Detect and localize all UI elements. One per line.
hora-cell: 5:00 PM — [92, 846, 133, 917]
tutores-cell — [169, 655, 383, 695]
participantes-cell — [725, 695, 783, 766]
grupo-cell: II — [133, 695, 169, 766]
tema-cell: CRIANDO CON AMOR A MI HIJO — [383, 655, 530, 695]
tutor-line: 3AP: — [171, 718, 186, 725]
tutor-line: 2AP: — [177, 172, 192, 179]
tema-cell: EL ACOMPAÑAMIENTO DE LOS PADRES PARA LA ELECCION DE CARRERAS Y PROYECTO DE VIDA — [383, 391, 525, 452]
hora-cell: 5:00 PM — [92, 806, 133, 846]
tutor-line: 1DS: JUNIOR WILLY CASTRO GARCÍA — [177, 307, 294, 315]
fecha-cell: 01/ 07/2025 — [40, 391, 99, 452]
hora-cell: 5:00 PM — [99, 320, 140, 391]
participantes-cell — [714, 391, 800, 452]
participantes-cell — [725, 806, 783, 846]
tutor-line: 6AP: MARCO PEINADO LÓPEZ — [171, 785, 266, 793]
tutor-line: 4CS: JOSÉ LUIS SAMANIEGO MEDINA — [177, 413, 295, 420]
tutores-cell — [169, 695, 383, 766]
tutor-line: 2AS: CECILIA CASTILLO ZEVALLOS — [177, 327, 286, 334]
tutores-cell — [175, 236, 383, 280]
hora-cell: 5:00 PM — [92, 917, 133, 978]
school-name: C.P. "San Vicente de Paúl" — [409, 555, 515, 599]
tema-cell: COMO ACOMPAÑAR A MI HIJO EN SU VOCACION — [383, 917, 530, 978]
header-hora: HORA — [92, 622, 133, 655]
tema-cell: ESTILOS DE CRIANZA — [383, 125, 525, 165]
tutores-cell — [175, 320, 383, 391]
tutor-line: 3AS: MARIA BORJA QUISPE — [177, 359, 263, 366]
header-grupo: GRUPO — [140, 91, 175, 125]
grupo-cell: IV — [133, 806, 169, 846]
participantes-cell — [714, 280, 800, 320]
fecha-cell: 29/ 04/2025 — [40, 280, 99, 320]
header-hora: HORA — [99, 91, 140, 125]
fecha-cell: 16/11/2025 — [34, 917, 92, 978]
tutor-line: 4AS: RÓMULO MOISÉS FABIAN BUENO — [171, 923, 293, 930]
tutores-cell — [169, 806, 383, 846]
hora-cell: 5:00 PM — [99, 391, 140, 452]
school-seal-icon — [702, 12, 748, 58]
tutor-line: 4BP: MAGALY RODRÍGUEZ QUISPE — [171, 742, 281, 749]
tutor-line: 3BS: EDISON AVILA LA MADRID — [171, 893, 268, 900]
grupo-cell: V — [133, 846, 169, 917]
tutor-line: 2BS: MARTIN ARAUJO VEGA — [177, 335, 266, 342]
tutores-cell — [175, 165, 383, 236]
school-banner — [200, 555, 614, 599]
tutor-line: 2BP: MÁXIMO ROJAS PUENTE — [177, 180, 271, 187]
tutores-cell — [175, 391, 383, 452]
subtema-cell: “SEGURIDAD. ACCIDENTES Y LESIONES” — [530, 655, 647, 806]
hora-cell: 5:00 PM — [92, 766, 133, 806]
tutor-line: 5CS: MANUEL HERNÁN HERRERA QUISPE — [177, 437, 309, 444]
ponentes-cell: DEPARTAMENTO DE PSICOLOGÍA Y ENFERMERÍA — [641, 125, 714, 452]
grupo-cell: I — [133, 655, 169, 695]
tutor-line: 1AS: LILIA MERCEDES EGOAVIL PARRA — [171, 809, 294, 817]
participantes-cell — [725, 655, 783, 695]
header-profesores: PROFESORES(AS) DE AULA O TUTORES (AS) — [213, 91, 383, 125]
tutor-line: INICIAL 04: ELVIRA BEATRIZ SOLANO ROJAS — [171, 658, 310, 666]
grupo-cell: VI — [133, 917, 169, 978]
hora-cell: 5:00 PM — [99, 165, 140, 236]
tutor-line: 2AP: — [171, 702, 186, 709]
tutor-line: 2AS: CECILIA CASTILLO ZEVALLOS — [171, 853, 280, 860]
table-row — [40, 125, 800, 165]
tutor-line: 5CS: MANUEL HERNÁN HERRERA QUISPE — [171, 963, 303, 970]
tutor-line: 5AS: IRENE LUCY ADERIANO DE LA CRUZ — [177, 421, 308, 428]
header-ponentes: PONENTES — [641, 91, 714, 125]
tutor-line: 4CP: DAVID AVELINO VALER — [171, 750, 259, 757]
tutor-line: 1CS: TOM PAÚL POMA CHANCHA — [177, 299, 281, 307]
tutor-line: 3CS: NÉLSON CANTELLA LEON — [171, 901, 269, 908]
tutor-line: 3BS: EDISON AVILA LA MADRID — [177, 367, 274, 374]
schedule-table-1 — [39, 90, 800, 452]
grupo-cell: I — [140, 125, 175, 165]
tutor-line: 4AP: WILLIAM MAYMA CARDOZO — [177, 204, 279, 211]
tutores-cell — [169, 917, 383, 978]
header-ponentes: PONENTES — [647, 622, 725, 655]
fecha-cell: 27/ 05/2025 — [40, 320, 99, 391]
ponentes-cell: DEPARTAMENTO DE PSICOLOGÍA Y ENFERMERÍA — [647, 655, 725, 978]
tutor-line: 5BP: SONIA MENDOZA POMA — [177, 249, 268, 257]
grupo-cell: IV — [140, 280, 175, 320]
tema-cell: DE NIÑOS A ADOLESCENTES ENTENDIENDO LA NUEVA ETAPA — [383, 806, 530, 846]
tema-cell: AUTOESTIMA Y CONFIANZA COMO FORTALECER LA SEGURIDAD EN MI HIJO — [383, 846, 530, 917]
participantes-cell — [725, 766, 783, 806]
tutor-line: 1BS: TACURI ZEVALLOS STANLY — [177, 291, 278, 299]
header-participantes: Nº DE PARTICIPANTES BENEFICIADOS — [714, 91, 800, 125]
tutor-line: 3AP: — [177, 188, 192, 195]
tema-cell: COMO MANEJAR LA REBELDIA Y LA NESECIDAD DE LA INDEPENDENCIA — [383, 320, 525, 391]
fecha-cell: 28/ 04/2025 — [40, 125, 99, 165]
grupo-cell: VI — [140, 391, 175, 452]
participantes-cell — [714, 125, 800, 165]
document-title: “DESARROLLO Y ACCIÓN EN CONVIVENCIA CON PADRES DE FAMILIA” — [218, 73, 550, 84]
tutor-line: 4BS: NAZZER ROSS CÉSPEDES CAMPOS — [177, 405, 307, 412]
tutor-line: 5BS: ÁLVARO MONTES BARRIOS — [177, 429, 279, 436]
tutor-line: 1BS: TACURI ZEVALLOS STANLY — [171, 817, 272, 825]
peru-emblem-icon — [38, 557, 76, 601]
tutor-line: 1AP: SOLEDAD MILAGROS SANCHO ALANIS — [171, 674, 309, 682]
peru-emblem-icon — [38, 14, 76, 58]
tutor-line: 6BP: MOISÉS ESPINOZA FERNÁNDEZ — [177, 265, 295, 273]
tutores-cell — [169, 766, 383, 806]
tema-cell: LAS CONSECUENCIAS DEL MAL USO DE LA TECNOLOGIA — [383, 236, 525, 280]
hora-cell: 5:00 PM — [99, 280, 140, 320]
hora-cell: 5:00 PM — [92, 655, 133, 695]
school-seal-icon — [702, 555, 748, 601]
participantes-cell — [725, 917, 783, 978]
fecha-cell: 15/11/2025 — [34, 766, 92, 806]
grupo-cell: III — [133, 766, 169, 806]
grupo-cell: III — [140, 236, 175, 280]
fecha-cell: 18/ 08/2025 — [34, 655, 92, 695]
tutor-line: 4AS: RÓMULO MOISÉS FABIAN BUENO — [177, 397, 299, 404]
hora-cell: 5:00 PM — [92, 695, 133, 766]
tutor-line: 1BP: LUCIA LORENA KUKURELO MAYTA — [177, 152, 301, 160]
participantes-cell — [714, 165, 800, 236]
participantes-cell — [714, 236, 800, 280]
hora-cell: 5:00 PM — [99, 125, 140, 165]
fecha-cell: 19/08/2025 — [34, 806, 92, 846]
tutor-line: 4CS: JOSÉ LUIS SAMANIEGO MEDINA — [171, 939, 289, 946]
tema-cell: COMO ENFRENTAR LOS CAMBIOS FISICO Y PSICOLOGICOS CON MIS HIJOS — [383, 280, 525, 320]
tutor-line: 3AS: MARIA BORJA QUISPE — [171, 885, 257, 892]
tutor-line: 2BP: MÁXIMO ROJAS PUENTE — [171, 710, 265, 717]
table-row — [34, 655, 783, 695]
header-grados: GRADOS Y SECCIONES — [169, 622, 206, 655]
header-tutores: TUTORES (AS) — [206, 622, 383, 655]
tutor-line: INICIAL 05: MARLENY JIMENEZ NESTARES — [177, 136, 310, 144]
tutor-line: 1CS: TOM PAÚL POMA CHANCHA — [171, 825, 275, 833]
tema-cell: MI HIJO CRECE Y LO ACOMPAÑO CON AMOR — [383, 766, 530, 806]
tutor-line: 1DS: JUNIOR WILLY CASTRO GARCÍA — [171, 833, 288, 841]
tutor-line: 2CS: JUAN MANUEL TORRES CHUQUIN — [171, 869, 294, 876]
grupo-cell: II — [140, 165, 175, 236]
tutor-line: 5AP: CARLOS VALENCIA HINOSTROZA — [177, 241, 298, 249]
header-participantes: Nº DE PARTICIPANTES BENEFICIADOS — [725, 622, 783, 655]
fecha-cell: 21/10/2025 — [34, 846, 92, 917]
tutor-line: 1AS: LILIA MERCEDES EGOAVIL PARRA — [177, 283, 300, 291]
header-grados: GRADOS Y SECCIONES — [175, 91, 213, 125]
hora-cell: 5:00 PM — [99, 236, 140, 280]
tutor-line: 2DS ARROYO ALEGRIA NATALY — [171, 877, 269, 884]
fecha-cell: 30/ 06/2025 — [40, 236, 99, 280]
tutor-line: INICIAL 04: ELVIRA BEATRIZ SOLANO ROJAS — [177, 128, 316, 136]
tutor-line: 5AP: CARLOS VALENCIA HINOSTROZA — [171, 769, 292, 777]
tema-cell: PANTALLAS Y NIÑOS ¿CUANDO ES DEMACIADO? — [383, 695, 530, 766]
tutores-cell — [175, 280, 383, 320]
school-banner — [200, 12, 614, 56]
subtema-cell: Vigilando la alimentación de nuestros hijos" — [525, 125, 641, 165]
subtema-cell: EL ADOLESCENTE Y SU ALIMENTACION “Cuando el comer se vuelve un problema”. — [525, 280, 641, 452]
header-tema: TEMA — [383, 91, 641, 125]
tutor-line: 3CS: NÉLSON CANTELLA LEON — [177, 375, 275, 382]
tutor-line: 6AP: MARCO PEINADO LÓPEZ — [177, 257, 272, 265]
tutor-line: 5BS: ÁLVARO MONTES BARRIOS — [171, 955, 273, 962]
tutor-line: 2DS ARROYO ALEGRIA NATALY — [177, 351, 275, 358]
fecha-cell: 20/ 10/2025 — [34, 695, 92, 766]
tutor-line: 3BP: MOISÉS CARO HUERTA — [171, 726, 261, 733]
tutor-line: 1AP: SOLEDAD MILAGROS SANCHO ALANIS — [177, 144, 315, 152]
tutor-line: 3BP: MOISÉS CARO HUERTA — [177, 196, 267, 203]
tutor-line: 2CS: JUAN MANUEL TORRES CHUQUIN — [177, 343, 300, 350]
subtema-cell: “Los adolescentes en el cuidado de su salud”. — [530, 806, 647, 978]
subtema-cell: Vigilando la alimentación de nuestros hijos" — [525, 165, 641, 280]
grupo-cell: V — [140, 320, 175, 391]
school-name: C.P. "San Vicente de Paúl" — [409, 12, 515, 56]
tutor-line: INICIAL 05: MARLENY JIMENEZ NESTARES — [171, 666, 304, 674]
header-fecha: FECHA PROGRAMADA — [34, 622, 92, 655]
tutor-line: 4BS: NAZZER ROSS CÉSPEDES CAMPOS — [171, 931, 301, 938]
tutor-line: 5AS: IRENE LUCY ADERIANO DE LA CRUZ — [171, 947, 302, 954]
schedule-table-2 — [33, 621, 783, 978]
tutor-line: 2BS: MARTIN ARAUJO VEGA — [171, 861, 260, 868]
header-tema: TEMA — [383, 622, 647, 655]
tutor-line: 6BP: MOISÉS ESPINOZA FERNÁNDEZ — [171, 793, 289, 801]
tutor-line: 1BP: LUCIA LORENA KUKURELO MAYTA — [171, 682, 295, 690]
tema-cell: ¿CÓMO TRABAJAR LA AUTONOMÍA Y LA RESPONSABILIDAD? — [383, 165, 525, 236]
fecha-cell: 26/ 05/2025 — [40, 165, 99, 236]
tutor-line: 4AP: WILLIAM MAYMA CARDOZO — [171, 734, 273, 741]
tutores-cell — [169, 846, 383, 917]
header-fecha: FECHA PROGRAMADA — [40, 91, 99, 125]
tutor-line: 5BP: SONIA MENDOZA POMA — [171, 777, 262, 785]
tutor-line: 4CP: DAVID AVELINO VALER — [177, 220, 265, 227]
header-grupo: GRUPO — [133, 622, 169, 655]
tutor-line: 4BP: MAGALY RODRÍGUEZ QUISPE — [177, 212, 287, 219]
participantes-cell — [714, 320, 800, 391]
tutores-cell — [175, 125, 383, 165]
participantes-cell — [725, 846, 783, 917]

> _Direction_
Retype every one of the rows from the start of the rows down to the line that contains "tutor-line: 3AP: — [171, 718, 186, 725]", including both of these ends.

> _Final result_
Detect and localize all UI elements. One per line.
hora-cell: 5:00 PM — [92, 846, 133, 917]
tutores-cell — [169, 655, 383, 695]
participantes-cell — [725, 695, 783, 766]
grupo-cell: II — [133, 695, 169, 766]
tema-cell: CRIANDO CON AMOR A MI HIJO — [383, 655, 530, 695]
tutor-line: 3AP: — [171, 718, 186, 725]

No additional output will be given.